* _Goal_
Output each entry below as it stands, leaving out every picture.

[Entries from a visual dataset]
>>

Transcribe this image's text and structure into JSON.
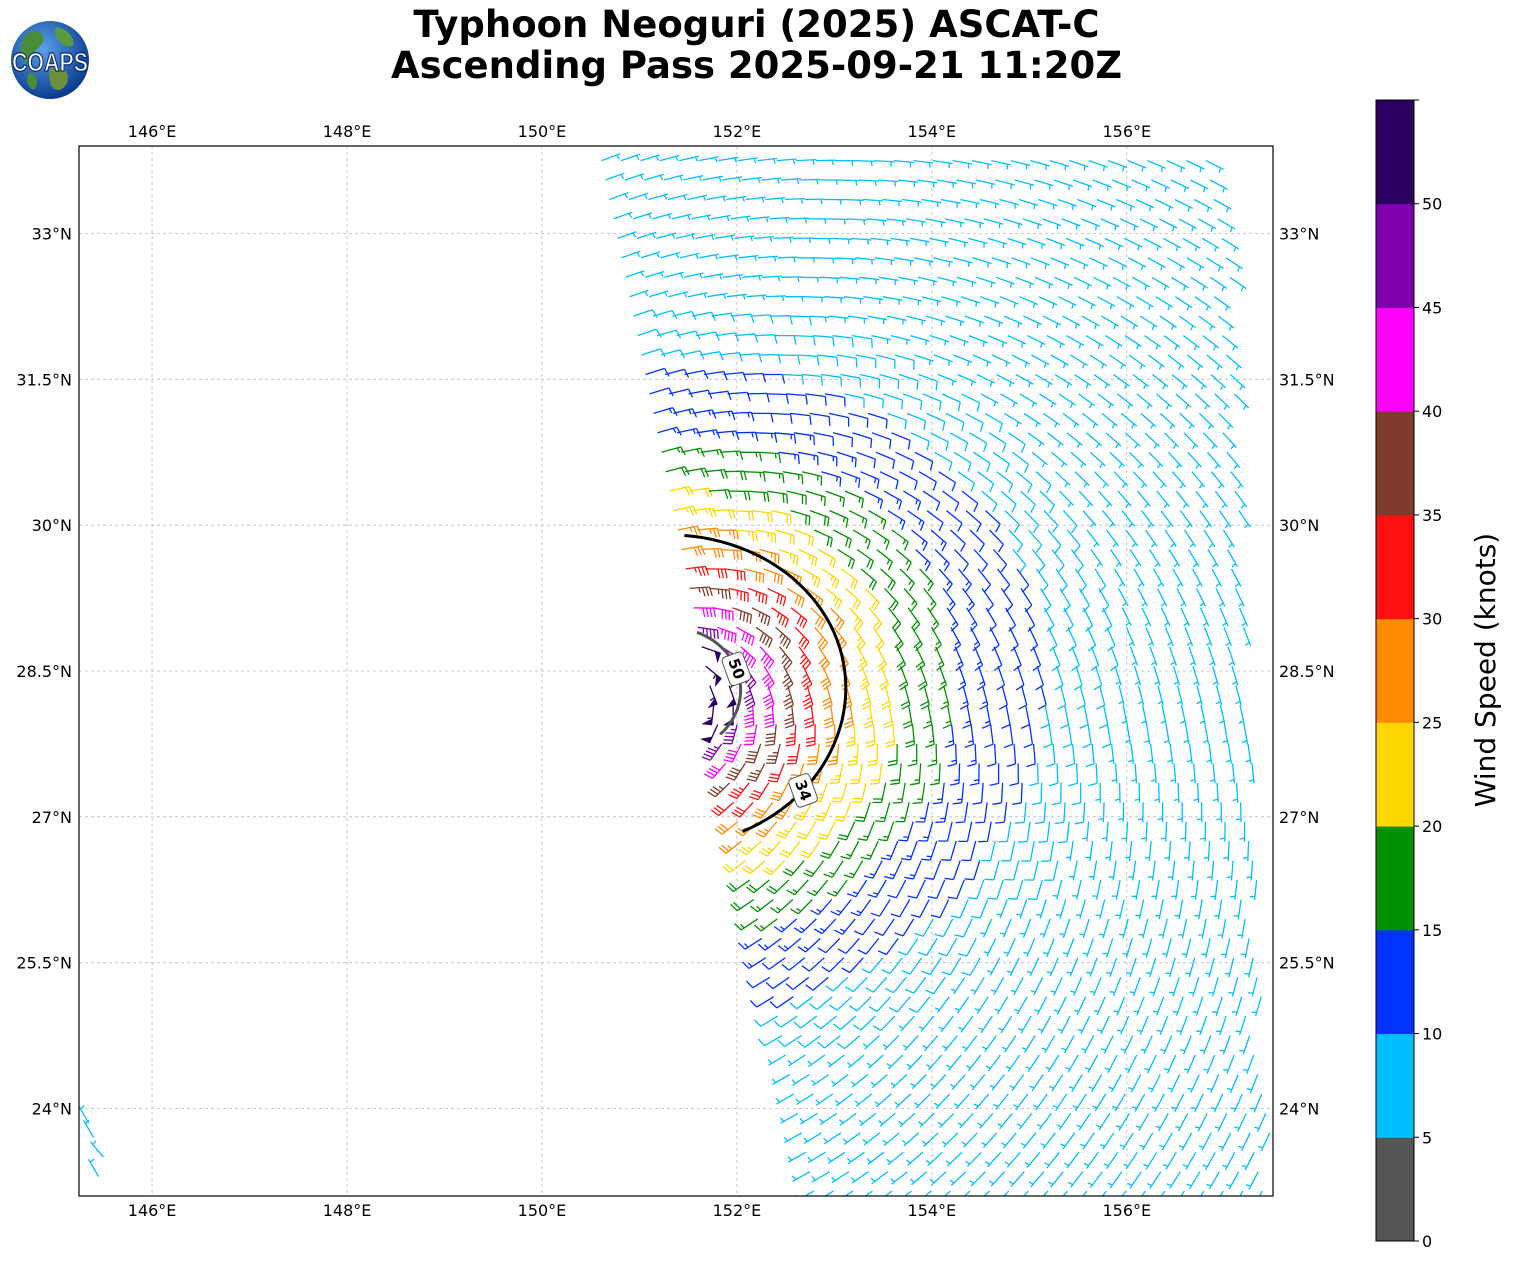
{
  "title": {
    "line1": "Typhoon Neoguri (2025) ASCAT-C",
    "line2": "Ascending Pass 2025-09-21 11:20Z"
  },
  "logo": {
    "text": "COAPS"
  },
  "map": {
    "lon_range": [
      145.25,
      157.5
    ],
    "lat_range": [
      23.1,
      33.9
    ],
    "lon_ticks": [
      "146°E",
      "148°E",
      "150°E",
      "152°E",
      "154°E",
      "156°E"
    ],
    "lon_tick_values": [
      146,
      148,
      150,
      152,
      154,
      156
    ],
    "lat_ticks": [
      "24°N",
      "25.5°N",
      "27°N",
      "28.5°N",
      "30°N",
      "31.5°N",
      "33°N"
    ],
    "lat_tick_values": [
      24,
      25.5,
      27,
      28.5,
      30,
      31.5,
      33
    ],
    "grid": true
  },
  "contours": [
    {
      "label": "34",
      "color": "#000000"
    },
    {
      "label": "50",
      "color": "#555555"
    }
  ],
  "colorbar": {
    "label": "Wind Speed (knots)",
    "ticks": [
      "0",
      "5",
      "10",
      "15",
      "20",
      "25",
      "30",
      "35",
      "40",
      "45",
      "50"
    ],
    "bins": [
      {
        "min": 0,
        "max": 5,
        "color": "#555555"
      },
      {
        "min": 5,
        "max": 10,
        "color": "#00bfff"
      },
      {
        "min": 10,
        "max": 15,
        "color": "#0033ff"
      },
      {
        "min": 15,
        "max": 20,
        "color": "#009100"
      },
      {
        "min": 20,
        "max": 25,
        "color": "#ffd700"
      },
      {
        "min": 25,
        "max": 30,
        "color": "#ff8c00"
      },
      {
        "min": 30,
        "max": 35,
        "color": "#ff1010"
      },
      {
        "min": 35,
        "max": 40,
        "color": "#7f3b2b"
      },
      {
        "min": 40,
        "max": 45,
        "color": "#ff00ff"
      },
      {
        "min": 45,
        "max": 50,
        "color": "#8000b0"
      },
      {
        "min": 50,
        "max": 55,
        "color": "#2a0060"
      }
    ]
  },
  "chart_data": {
    "type": "scatter",
    "description_of_marks": "wind barbs",
    "storm_center": {
      "lon": 151.3,
      "lat": 28.3
    },
    "radius_34kt_deg": 1.6,
    "radius_50kt_deg": 0.65,
    "swath": [
      {
        "lon": 150.6,
        "lat": 33.8
      },
      {
        "lon": 157.0,
        "lat": 33.8
      },
      {
        "lon": 157.5,
        "lat": 23.1
      },
      {
        "lon": 152.8,
        "lat": 23.1
      }
    ],
    "isolated_barbs": [
      {
        "lon": 145.35,
        "lat": 23.85,
        "speed": 6,
        "dir": 330
      },
      {
        "lon": 145.4,
        "lat": 23.7,
        "speed": 7,
        "dir": 330
      },
      {
        "lon": 145.5,
        "lat": 23.5,
        "speed": 7,
        "dir": 320
      },
      {
        "lon": 145.45,
        "lat": 23.3,
        "speed": 6,
        "dir": 330
      }
    ]
  }
}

<<

* _Solution to the exercise_
Transcribe this image's text and structure into JSON.
{
  "title": {
    "line1": "Typhoon Neoguri (2025) ASCAT-C",
    "line2": "Ascending Pass 2025-09-21 11:20Z"
  },
  "logo": {
    "text": "COAPS"
  },
  "map": {
    "lon_range": [
      145.25,
      157.5
    ],
    "lat_range": [
      23.1,
      33.9
    ],
    "lon_ticks": [
      "146°E",
      "148°E",
      "150°E",
      "152°E",
      "154°E",
      "156°E"
    ],
    "lon_tick_values": [
      146,
      148,
      150,
      152,
      154,
      156
    ],
    "lat_ticks": [
      "24°N",
      "25.5°N",
      "27°N",
      "28.5°N",
      "30°N",
      "31.5°N",
      "33°N"
    ],
    "lat_tick_values": [
      24,
      25.5,
      27,
      28.5,
      30,
      31.5,
      33
    ],
    "grid": true
  },
  "contours": [
    {
      "label": "34",
      "color": "#000000"
    },
    {
      "label": "50",
      "color": "#555555"
    }
  ],
  "colorbar": {
    "label": "Wind Speed (knots)",
    "ticks": [
      "0",
      "5",
      "10",
      "15",
      "20",
      "25",
      "30",
      "35",
      "40",
      "45",
      "50"
    ],
    "bins": [
      {
        "min": 0,
        "max": 5,
        "color": "#555555"
      },
      {
        "min": 5,
        "max": 10,
        "color": "#00bfff"
      },
      {
        "min": 10,
        "max": 15,
        "color": "#0033ff"
      },
      {
        "min": 15,
        "max": 20,
        "color": "#009100"
      },
      {
        "min": 20,
        "max": 25,
        "color": "#ffd700"
      },
      {
        "min": 25,
        "max": 30,
        "color": "#ff8c00"
      },
      {
        "min": 30,
        "max": 35,
        "color": "#ff1010"
      },
      {
        "min": 35,
        "max": 40,
        "color": "#7f3b2b"
      },
      {
        "min": 40,
        "max": 45,
        "color": "#ff00ff"
      },
      {
        "min": 45,
        "max": 50,
        "color": "#8000b0"
      },
      {
        "min": 50,
        "max": 55,
        "color": "#2a0060"
      }
    ]
  },
  "chart_data": {
    "type": "scatter",
    "description_of_marks": "wind barbs",
    "storm_center": {
      "lon": 151.3,
      "lat": 28.3
    },
    "radius_34kt_deg": 1.6,
    "radius_50kt_deg": 0.65,
    "swath": [
      {
        "lon": 150.6,
        "lat": 33.8
      },
      {
        "lon": 157.0,
        "lat": 33.8
      },
      {
        "lon": 157.5,
        "lat": 23.1
      },
      {
        "lon": 152.8,
        "lat": 23.1
      }
    ],
    "isolated_barbs": [
      {
        "lon": 145.35,
        "lat": 23.85,
        "speed": 6,
        "dir": 330
      },
      {
        "lon": 145.4,
        "lat": 23.7,
        "speed": 7,
        "dir": 330
      },
      {
        "lon": 145.5,
        "lat": 23.5,
        "speed": 7,
        "dir": 320
      },
      {
        "lon": 145.45,
        "lat": 23.3,
        "speed": 6,
        "dir": 330
      }
    ]
  }
}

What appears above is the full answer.